- [What is needed] Return the records word for word. Any pictures in them are not part of the copy.

- [Given data]
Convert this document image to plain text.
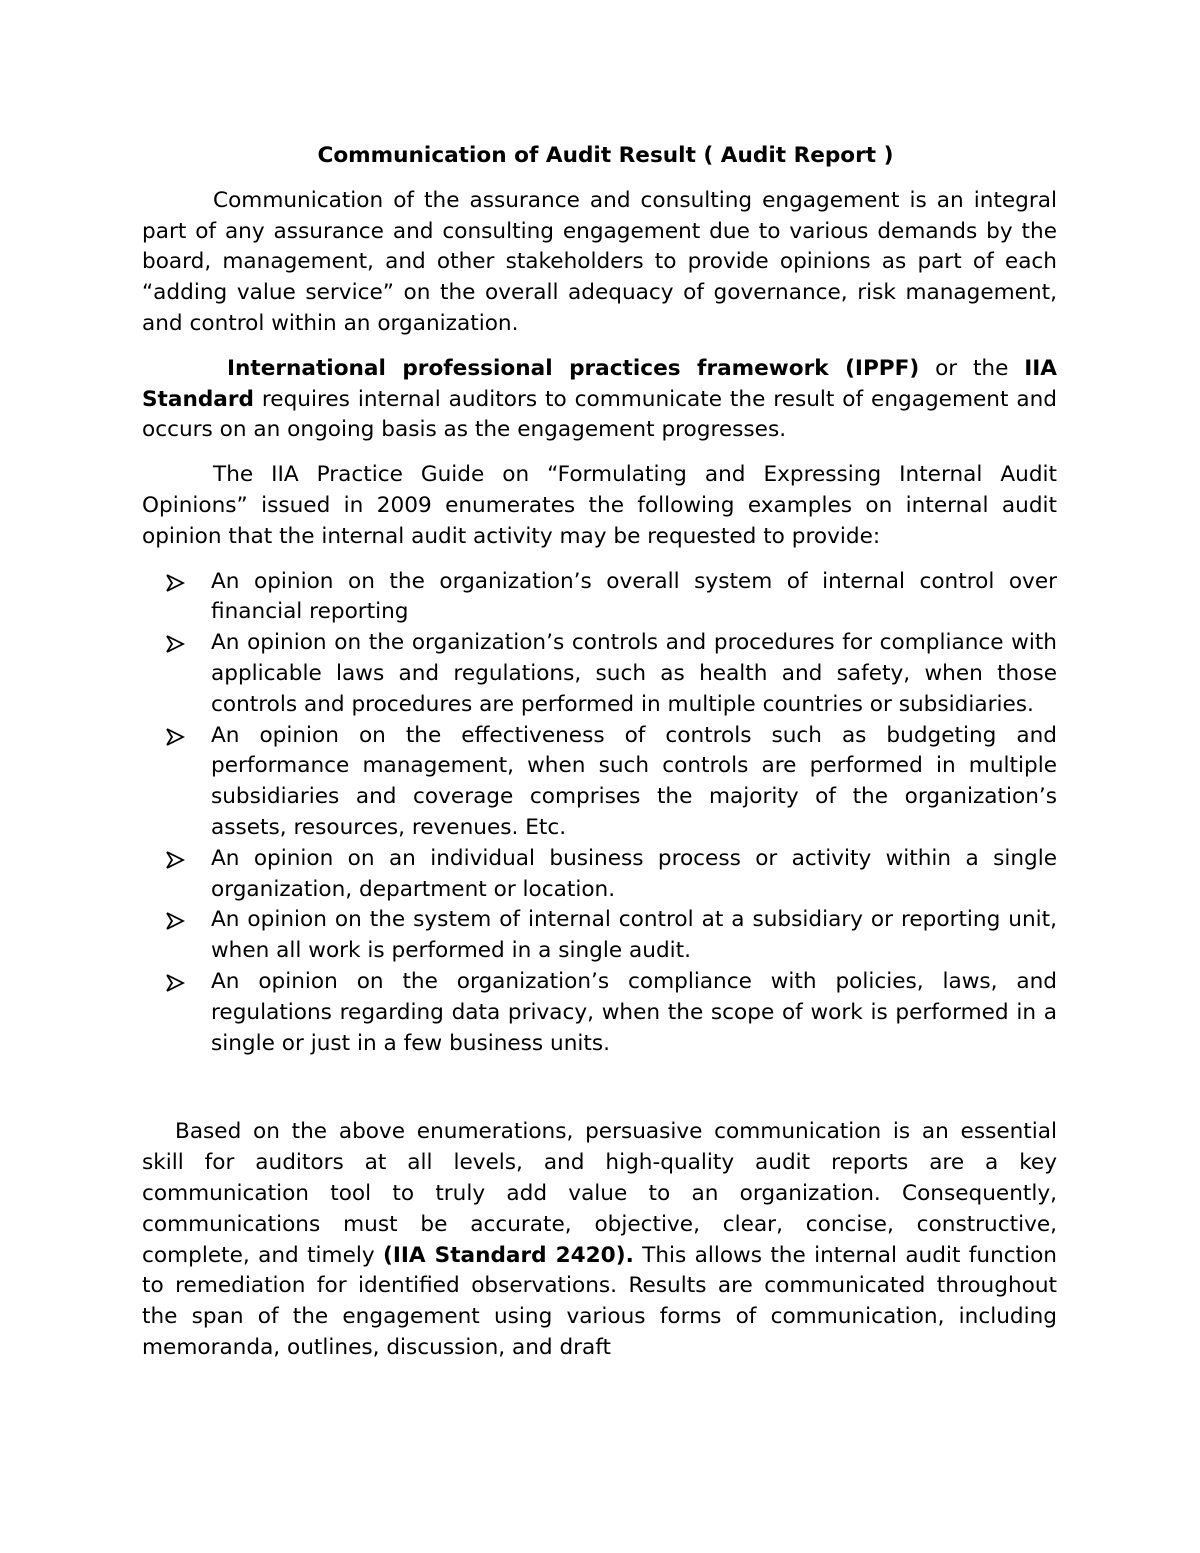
Communication of Audit Result ( Audit Report )

Communication of the assurance and consulting engagement is an integral part of any assurance and consulting engagement due to various demands by the board, management, and other stakeholders to provide opinions as part of each “adding value service” on the overall adequacy of governance, risk management, and control within an organization.

International professional practices framework (IPPF) or the IIA Standard requires internal auditors to communicate the result of engagement and occurs on an ongoing basis as the engagement progresses.

The IIA Practice Guide on “Formulating and Expressing Internal Audit Opinions” issued in 2009 enumerates the following examples on internal audit opinion that the internal audit activity may be requested to provide:

An opinion on the organization’s overall system of internal control over financial reporting
An opinion on the organization’s controls and procedures for compliance with applicable laws and regulations, such as health and safety, when those controls and procedures are performed in multiple countries or subsidiaries.
An opinion on the effectiveness of controls such as budgeting and performance management, when such controls are performed in multiple subsidiaries and coverage comprises the majority of the organization’s assets, resources, revenues. Etc.
An opinion on an individual business process or activity within a single organization, department or location.
An opinion on the system of internal control at a subsidiary or reporting unit, when all work is performed in a single audit.
An opinion on the organization’s compliance with policies, laws, and regulations regarding data privacy, when the scope of work is performed in a single or just in a few business units.

Based on the above enumerations, persuasive communication is an essential skill for auditors at all levels, and high-quality audit reports are a key communication tool to truly add value to an organization. Consequently, communications must be accurate, objective, clear, concise, constructive, complete, and timely (IIA Standard 2420). This allows the internal audit function to remediation for identified observations. Results are communicated throughout the span of the engagement using various forms of communication, including memoranda, outlines, discussion, and draft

- [Task result]
Convert this document image to plain text.
Communication of Audit Result ( Audit Report )

Communication of the assurance and consulting engagement is an integral part of any assurance and consulting engagement due to various demands by the board, management, and other stakeholders to provide opinions as part of each “adding value service” on the overall adequacy of governance, risk management, and control within an organization.

International professional practices framework (IPPF) or the IIA Standard requires internal auditors to communicate the result of engagement and occurs on an ongoing basis as the engagement progresses.

The IIA Practice Guide on “Formulating and Expressing Internal Audit Opinions” issued in 2009 enumerates the following examples on internal audit opinion that the internal audit activity may be requested to provide:

An opinion on the organization’s overall system of internal control over financial reporting
An opinion on the organization’s controls and procedures for compliance with applicable laws and regulations, such as health and safety, when those controls and procedures are performed in multiple countries or subsidiaries.
An opinion on the effectiveness of controls such as budgeting and performance management, when such controls are performed in multiple subsidiaries and coverage comprises the majority of the organization’s assets, resources, revenues. Etc.
An opinion on an individual business process or activity within a single organization, department or location.
An opinion on the system of internal control at a subsidiary or reporting unit, when all work is performed in a single audit.
An opinion on the organization’s compliance with policies, laws, and regulations regarding data privacy, when the scope of work is performed in a single or just in a few business units.

Based on the above enumerations, persuasive communication is an essential skill for auditors at all levels, and high-quality audit reports are a key communication tool to truly add value to an organization. Consequently, communications must be accurate, objective, clear, concise, constructive, complete, and timely (IIA Standard 2420). This allows the internal audit function to remediation for identified observations. Results are communicated throughout the span of the engagement using various forms of communication, including memoranda, outlines, discussion, and draft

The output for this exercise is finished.